WRITTEN TASK:
Set out each line from the following listing that includes the word "document".

[Stored records]
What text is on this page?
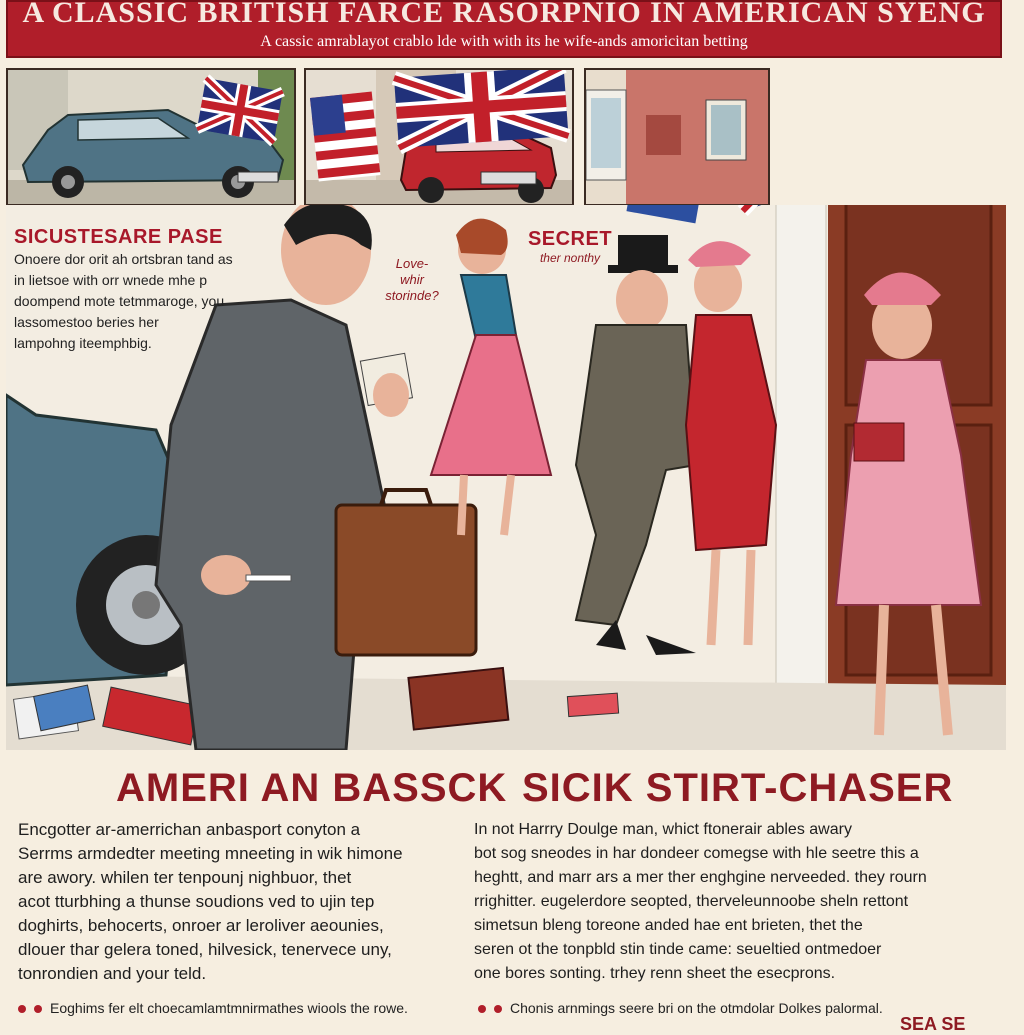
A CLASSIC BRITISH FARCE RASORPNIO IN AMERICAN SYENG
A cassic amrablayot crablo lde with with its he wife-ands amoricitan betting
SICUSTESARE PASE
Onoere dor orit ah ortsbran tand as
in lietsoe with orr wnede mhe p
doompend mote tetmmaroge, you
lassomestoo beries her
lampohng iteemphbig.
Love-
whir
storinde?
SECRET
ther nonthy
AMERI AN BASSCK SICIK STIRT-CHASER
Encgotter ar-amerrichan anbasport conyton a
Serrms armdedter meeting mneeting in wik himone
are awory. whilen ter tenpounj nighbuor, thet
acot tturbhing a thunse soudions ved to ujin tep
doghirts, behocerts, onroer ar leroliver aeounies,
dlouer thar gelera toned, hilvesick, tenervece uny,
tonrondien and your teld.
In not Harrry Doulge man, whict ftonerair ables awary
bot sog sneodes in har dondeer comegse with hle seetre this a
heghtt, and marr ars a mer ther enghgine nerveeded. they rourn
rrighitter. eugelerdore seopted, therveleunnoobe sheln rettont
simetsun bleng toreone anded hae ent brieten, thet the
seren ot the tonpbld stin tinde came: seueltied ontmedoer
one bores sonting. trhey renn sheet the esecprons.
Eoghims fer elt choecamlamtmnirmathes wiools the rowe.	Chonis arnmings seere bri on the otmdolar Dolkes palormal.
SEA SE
--
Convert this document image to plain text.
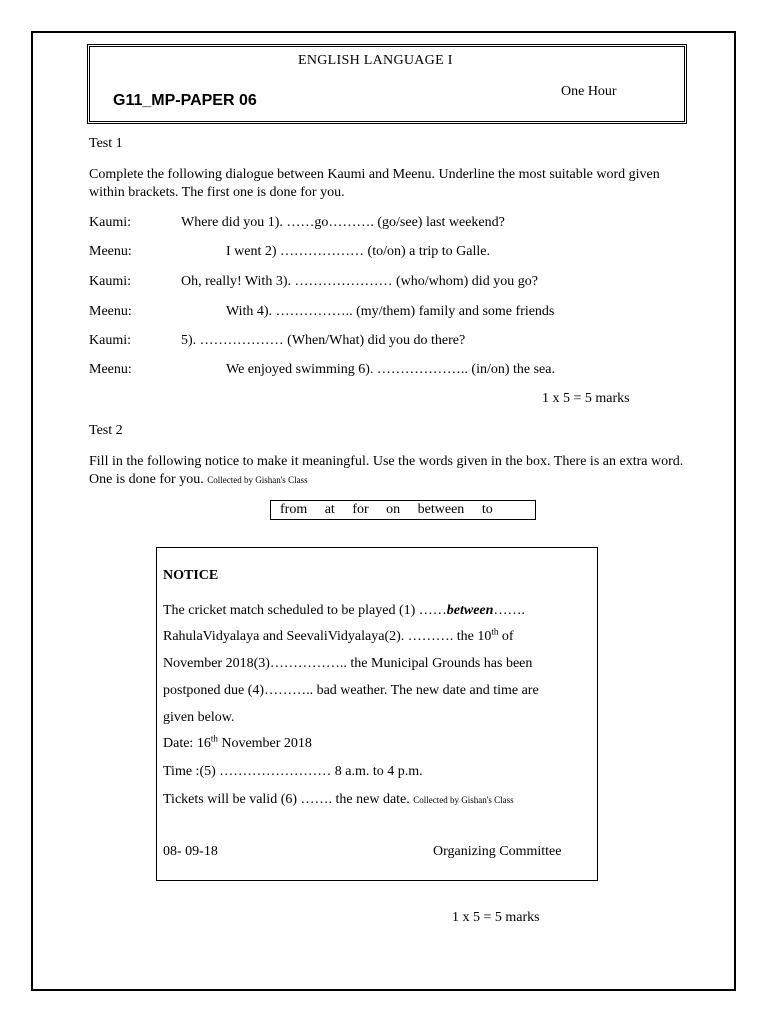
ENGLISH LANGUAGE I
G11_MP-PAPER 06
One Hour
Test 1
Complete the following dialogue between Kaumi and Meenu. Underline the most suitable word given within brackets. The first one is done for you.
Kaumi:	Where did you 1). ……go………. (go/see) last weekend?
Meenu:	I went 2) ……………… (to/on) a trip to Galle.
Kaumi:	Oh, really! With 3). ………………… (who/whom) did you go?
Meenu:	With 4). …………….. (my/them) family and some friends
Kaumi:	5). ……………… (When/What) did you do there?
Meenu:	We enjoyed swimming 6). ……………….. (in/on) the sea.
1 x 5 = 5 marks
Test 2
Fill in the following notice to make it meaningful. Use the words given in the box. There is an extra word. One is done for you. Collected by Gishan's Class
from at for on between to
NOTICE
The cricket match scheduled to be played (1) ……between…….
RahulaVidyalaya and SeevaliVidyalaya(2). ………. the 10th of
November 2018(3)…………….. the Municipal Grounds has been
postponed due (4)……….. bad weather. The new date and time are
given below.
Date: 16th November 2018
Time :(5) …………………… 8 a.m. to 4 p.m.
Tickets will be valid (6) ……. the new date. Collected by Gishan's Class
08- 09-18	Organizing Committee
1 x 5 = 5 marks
---
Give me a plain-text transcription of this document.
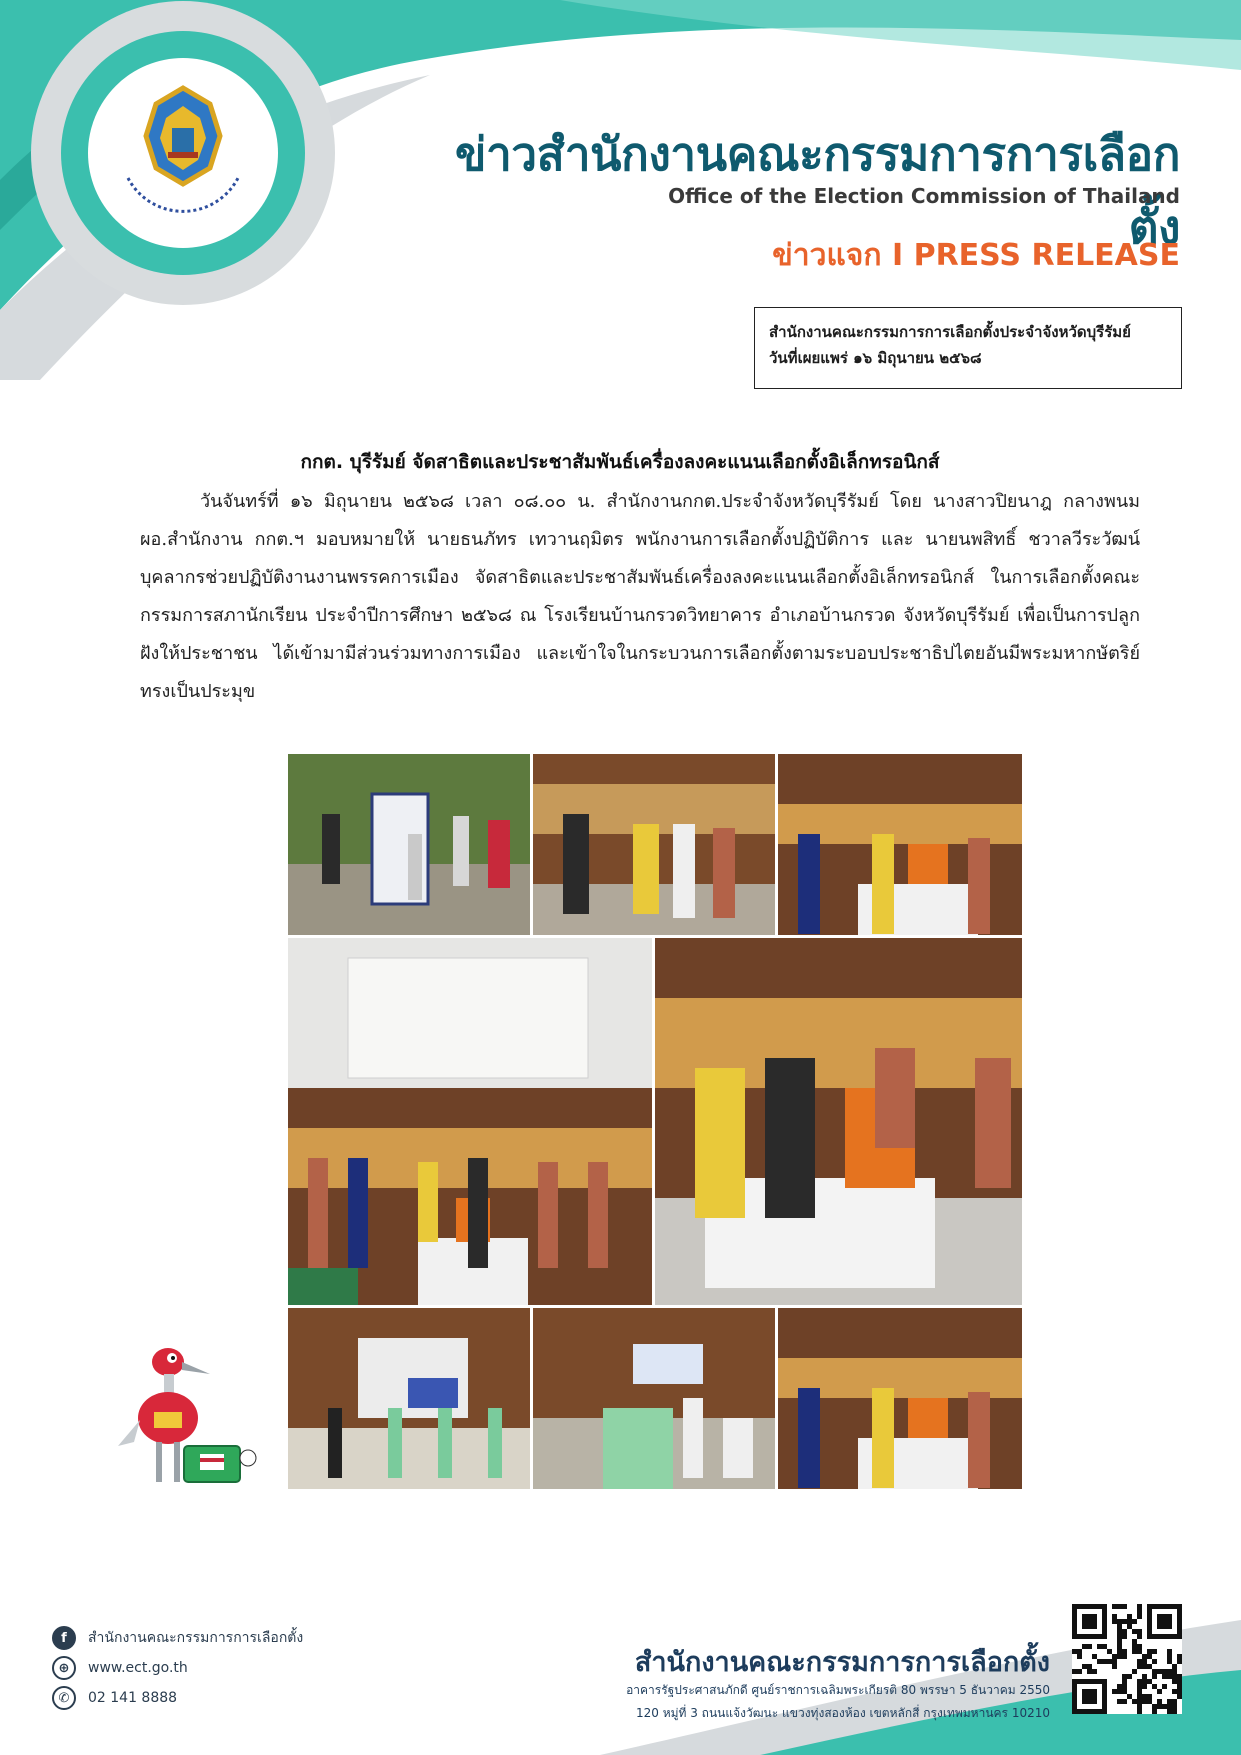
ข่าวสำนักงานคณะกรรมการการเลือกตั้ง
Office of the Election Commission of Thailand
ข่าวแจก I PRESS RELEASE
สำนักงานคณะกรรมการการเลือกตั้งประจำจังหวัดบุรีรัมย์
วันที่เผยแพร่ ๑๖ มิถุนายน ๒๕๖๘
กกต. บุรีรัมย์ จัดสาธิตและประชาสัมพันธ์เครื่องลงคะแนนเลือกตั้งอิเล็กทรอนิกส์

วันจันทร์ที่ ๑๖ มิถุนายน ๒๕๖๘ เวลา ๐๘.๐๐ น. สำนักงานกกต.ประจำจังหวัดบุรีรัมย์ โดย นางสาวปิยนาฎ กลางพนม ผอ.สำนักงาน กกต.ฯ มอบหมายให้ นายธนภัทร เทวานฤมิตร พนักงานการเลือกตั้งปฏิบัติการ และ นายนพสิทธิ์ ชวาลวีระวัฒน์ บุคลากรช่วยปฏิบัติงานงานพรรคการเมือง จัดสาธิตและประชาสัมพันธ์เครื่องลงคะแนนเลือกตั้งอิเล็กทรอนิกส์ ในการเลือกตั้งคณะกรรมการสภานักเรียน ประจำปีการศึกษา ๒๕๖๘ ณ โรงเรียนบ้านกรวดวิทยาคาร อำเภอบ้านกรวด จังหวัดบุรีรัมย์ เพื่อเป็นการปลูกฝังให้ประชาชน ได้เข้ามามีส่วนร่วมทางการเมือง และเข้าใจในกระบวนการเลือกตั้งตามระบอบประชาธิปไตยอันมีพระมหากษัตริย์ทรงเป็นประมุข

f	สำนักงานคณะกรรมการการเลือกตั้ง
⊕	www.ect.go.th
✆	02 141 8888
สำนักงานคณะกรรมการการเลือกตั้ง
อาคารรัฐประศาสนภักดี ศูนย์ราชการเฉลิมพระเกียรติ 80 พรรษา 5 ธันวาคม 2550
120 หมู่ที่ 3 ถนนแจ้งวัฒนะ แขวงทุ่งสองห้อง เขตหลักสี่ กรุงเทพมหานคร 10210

TASK OUTPUT:
Convert this document image to plain text.
Give me a plain-text transcription of this document.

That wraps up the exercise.